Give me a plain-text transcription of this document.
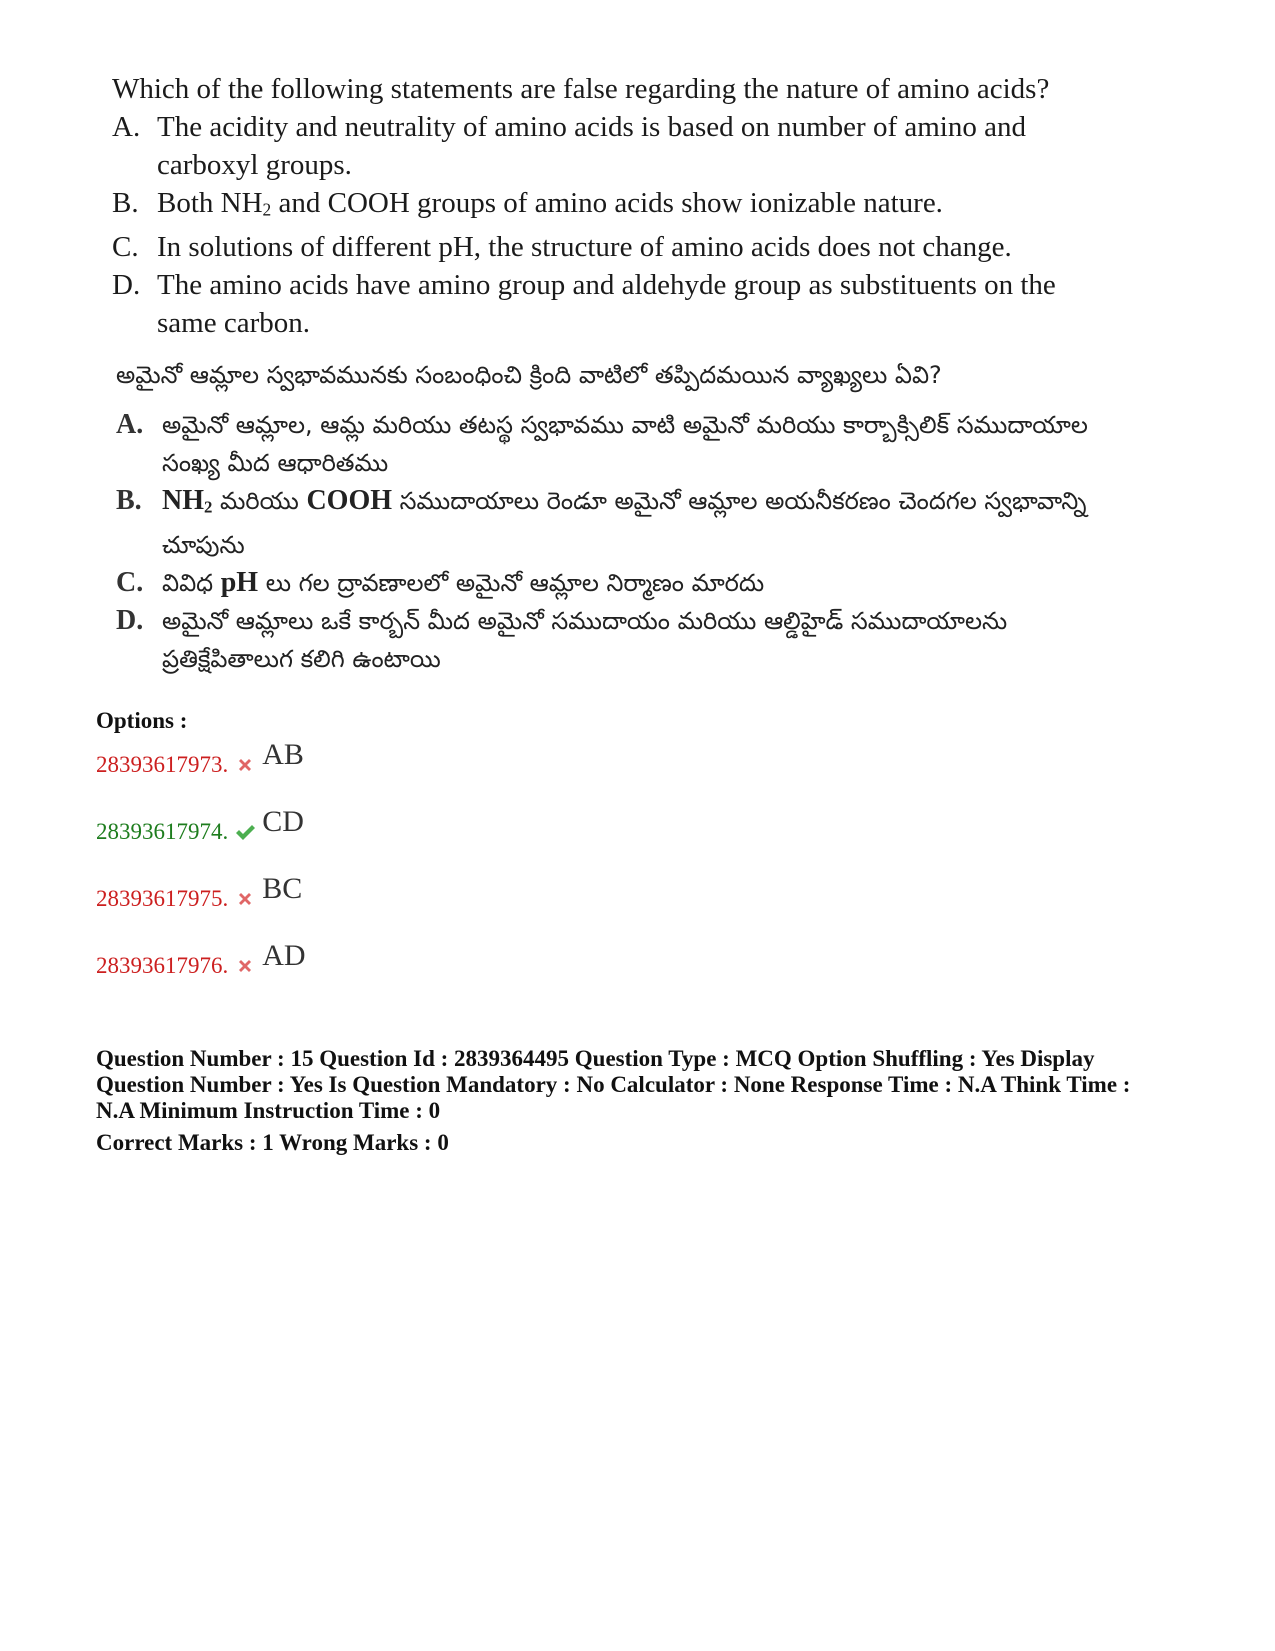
Which of the following statements are false regarding the nature of amino acids?
A. The acidity and neutrality of amino acids is based on number of amino and carboxyl groups.
B. Both $NH_2$ and COOH groups of amino acids show ionizable nature.
C. In solutions of different pH, the structure of amino acids does not change.
D. The amino acids have amino group and aldehyde group as substituents on the same carbon.
అమైనో ఆమ్లాల స్వభావమునకు సంబంధించి క్రింది వాటిలో తప్పిదమయిన వ్యాఖ్యలు ఏవి?
A. అమైనో ఆమ్లాల, ఆమ్ల మరియు తటస్థ స్వభావము వాటి అమైనో మరియు కార్బాక్సిలిక్ సముదాయాల సంఖ్య మీద ఆధారితము
B. $NH_2$ మరియు COOH సముదాయాలు రెండూ అమైనో ఆమ్లాల అయనీకరణం చెందగల స్వభావాన్ని చూపును
C. వివిధ pH లు గల ద్రావణాలలో అమైనో ఆమ్లాల నిర్మాణం మారదు
D. అమైనో ఆమ్లాలు ఒకే కార్బన్ మీద అమైనో సముదాయం మరియు ఆల్డిహైడ్ సముదాయాలను ప్రతిక్షేపితాలుగ కలిగి ఉంటాయి
Options :
28393617973. AB
28393617974. CD
28393617975. BC
28393617976. AD
Question Number : 15 Question Id : 2839364495 Question Type : MCQ Option Shuffling : Yes Display
Question Number : Yes Is Question Mandatory : No Calculator : None Response Time : N.A Think Time :
N.A Minimum Instruction Time : 0
Correct Marks : 1 Wrong Marks : 0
*****
REQUIREMENTS - Return each line that includes "Question".

EXERCISE OUTPUT -
Question Number : 15 Question Id : 2839364495 Question Type : MCQ Option Shuffling : Yes Display
Question Number : Yes Is Question Mandatory : No Calculator : None Response Time : N.A Think Time :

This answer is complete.